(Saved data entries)
# # # # #
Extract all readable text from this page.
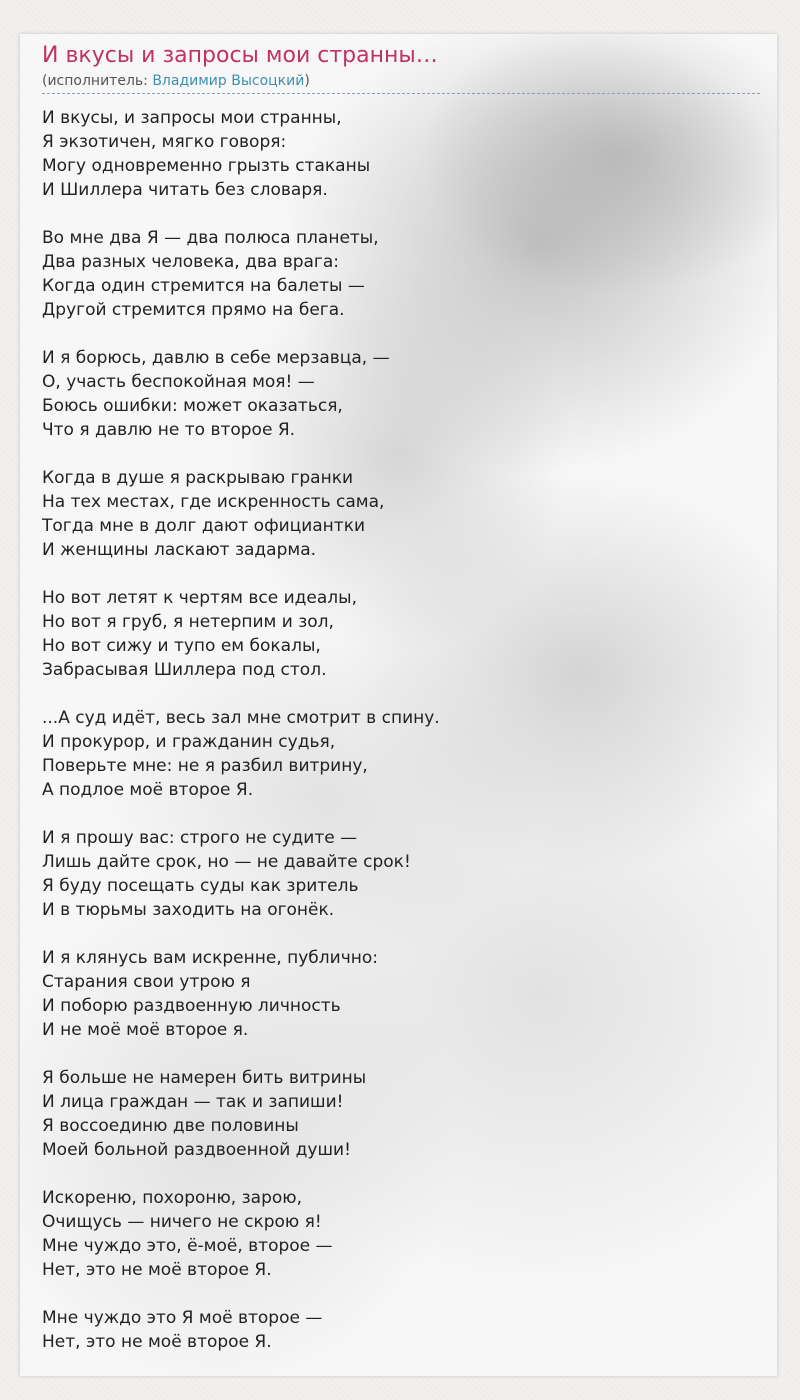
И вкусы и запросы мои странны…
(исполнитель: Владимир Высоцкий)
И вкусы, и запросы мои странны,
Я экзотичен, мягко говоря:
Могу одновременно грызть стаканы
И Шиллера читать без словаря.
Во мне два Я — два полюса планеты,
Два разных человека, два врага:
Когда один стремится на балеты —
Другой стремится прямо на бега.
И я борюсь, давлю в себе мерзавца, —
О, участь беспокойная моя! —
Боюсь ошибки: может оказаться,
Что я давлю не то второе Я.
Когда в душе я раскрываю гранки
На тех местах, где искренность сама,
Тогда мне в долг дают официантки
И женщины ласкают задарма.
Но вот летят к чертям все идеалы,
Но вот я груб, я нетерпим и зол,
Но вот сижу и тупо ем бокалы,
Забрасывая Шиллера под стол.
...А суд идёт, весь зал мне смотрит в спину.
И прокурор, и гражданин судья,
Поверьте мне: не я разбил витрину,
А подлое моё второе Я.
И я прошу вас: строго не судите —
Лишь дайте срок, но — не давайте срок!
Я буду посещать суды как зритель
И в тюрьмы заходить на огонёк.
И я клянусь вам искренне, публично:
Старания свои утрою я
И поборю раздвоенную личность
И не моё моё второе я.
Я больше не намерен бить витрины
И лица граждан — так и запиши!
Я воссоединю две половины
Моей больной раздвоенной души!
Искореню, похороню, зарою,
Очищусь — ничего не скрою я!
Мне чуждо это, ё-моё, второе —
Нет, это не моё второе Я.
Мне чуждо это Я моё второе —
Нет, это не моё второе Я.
# # # # #
AIM: State how many lines above contain the string "чуждо", with no other words.

THE RESPONSE: 2